=== Supplied information ===
%%
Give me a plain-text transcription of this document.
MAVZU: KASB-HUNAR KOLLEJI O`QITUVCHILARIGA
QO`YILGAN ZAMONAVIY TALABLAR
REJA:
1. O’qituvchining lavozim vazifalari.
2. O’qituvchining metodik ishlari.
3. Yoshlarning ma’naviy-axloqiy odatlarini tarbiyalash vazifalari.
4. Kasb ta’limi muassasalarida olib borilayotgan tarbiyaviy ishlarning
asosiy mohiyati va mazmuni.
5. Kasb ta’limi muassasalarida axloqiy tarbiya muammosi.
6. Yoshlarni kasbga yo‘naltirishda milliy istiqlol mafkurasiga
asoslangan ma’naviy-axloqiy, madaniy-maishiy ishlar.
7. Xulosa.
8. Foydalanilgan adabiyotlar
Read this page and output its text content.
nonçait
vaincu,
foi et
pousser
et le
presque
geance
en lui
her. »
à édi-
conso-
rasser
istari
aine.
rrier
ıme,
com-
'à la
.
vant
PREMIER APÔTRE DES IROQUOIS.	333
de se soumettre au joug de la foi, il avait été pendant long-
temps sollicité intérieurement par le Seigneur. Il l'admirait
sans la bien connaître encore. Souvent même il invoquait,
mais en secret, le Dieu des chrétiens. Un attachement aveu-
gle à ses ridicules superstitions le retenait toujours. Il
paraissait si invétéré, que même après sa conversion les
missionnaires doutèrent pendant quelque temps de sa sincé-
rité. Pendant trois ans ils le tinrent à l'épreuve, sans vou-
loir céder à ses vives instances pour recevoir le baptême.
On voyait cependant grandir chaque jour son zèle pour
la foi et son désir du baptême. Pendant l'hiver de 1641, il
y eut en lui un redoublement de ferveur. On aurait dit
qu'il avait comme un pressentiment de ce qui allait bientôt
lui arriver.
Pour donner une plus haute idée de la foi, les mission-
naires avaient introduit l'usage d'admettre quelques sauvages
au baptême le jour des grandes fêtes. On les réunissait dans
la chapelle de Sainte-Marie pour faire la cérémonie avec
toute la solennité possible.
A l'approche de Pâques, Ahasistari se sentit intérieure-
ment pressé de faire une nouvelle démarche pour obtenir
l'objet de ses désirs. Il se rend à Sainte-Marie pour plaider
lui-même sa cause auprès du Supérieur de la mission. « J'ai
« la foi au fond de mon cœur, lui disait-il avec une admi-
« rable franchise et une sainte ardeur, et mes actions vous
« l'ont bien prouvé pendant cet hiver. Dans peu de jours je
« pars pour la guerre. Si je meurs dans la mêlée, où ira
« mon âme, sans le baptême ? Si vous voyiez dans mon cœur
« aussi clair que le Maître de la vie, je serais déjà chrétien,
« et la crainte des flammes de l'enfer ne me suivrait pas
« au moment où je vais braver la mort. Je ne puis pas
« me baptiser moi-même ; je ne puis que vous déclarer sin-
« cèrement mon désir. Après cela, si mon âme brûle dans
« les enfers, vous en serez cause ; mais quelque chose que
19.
%%
=== Set problem ===
Select every line in the material above where the string "avec" occurs, and copy it.

=== Written response ===
la chapelle de Sainte-Marie pour faire la cérémonie avec
« la foi au fond de mon cœur, lui disait-il avec une admi-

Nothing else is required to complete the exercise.